Exercise task: From the records, pick out and copy each line containing "date".

Provided entries:
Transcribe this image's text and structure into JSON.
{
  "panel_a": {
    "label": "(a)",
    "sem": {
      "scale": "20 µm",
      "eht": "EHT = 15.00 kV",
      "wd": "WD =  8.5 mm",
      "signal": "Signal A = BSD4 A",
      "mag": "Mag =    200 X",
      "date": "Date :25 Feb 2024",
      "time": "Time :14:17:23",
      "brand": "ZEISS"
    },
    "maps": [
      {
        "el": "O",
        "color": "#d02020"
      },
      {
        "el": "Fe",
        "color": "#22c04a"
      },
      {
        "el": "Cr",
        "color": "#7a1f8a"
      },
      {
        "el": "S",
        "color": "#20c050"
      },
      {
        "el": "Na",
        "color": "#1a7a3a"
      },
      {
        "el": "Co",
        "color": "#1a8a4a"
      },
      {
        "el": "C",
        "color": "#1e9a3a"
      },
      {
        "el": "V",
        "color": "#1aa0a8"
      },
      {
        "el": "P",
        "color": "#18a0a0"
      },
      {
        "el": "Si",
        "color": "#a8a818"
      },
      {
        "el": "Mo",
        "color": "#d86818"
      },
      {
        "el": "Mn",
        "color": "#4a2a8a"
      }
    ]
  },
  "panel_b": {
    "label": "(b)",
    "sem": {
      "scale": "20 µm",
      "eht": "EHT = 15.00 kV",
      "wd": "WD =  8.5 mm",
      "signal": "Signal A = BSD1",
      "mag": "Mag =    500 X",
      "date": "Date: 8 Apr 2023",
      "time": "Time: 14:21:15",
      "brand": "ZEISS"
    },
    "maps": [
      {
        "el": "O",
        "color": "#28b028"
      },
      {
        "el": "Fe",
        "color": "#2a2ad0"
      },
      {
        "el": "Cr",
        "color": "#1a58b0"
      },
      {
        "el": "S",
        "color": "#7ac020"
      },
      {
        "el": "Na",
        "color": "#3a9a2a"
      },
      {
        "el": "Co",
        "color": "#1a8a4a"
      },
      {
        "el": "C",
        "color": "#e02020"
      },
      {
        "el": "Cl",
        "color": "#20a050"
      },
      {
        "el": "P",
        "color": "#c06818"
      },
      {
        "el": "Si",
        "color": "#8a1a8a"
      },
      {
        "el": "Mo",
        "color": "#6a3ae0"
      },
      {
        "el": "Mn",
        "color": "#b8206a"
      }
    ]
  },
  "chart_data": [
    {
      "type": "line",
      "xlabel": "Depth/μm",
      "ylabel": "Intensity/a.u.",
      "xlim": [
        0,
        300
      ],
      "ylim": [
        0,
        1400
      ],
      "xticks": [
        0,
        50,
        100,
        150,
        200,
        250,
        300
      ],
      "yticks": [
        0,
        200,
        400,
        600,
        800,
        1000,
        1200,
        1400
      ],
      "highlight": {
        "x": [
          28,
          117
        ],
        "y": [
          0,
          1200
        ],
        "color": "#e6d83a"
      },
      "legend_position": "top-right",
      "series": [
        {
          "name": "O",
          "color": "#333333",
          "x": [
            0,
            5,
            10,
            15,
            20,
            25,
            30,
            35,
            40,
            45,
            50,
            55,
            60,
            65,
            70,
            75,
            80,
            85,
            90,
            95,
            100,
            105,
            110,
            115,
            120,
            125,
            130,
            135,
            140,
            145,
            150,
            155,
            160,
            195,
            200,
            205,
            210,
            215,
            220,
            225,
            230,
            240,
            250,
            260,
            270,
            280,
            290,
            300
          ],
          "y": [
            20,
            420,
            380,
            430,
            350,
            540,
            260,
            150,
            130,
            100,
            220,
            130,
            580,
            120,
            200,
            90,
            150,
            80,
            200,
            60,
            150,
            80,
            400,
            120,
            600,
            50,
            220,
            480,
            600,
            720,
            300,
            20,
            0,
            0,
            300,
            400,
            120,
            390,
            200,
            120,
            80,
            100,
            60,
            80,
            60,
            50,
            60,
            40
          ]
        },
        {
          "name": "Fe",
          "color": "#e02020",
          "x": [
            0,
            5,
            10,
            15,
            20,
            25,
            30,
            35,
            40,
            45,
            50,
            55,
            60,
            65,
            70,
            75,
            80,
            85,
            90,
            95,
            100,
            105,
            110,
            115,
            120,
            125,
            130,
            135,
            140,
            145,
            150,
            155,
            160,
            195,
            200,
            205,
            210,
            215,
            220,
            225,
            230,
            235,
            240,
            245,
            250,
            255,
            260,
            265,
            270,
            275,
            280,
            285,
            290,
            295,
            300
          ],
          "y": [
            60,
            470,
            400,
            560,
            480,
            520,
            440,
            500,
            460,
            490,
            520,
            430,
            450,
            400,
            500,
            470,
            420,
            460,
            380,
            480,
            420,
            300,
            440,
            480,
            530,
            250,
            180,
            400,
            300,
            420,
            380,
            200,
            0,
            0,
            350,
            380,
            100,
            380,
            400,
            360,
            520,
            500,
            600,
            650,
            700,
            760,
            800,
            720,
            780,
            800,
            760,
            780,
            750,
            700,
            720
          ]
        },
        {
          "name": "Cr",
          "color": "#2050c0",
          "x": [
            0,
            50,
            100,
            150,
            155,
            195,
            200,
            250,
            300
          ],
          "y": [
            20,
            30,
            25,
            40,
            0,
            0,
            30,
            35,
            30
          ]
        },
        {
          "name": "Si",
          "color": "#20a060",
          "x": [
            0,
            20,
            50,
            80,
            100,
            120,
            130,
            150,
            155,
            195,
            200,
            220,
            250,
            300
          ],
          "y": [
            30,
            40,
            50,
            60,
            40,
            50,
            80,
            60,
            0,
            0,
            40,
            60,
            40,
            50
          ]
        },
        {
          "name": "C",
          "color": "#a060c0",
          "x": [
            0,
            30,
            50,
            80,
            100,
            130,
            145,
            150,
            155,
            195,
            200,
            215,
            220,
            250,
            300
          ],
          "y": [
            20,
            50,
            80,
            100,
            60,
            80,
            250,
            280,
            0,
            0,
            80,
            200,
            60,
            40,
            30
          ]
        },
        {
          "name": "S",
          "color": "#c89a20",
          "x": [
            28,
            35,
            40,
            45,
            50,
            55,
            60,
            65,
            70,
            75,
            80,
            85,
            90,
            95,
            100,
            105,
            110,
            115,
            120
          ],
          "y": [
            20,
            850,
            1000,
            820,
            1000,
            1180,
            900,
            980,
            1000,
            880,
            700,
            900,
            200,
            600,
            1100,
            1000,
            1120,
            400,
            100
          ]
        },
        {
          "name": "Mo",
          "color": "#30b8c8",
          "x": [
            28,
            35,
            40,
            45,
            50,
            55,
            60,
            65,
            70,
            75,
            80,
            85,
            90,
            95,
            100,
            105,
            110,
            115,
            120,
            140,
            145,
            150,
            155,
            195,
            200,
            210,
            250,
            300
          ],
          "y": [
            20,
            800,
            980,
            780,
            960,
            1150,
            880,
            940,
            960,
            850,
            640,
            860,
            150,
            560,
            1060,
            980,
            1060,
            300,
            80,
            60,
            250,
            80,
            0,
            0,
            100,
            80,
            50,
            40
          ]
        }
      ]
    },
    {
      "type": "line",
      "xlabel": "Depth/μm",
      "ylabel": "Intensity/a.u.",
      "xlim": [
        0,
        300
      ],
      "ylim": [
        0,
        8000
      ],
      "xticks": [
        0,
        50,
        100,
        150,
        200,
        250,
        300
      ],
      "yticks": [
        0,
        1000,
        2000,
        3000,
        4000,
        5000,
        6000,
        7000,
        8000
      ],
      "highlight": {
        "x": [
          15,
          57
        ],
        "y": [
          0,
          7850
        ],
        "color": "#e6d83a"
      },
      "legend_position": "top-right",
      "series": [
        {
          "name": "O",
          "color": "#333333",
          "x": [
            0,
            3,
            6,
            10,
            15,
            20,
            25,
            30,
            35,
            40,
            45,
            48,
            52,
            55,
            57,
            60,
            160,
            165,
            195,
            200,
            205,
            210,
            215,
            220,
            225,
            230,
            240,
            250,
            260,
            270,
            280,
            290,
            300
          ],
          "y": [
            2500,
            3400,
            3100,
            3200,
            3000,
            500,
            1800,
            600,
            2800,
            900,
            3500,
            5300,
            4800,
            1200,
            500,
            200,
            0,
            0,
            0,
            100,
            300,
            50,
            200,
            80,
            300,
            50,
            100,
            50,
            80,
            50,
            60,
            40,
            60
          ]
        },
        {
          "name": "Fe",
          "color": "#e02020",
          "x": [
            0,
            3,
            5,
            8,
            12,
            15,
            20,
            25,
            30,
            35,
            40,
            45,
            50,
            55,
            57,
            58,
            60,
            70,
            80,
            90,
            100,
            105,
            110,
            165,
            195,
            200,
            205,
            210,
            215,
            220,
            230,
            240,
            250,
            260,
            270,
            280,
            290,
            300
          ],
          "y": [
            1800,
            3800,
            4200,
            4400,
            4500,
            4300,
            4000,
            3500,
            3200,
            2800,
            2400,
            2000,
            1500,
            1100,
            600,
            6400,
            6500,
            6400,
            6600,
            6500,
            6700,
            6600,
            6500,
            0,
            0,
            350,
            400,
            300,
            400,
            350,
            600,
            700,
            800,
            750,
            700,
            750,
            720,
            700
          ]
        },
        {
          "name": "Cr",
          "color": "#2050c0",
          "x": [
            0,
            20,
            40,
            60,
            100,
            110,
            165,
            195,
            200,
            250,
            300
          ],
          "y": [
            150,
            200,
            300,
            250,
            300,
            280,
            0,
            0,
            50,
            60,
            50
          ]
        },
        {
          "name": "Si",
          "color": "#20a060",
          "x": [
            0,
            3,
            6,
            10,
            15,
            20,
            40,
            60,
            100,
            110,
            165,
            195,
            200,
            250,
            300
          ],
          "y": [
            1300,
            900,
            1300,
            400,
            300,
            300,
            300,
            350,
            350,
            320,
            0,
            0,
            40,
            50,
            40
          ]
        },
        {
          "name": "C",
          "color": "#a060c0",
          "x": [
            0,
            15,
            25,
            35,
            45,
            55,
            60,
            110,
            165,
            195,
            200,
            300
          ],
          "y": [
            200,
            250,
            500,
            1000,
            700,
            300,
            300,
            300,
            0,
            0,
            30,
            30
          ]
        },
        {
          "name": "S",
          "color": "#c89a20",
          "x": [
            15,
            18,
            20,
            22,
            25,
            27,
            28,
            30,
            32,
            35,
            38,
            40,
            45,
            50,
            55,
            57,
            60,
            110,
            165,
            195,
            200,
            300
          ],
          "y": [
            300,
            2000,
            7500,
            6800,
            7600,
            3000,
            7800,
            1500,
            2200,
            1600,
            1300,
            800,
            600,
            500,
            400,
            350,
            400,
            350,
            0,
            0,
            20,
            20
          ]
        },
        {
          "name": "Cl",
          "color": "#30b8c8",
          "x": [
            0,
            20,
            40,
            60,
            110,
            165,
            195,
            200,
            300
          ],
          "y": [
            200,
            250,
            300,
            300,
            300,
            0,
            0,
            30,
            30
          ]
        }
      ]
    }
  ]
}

Solution for this exercise:
      "date": "Date :25 Feb 2024",
      "date": "Date: 8 Apr 2023",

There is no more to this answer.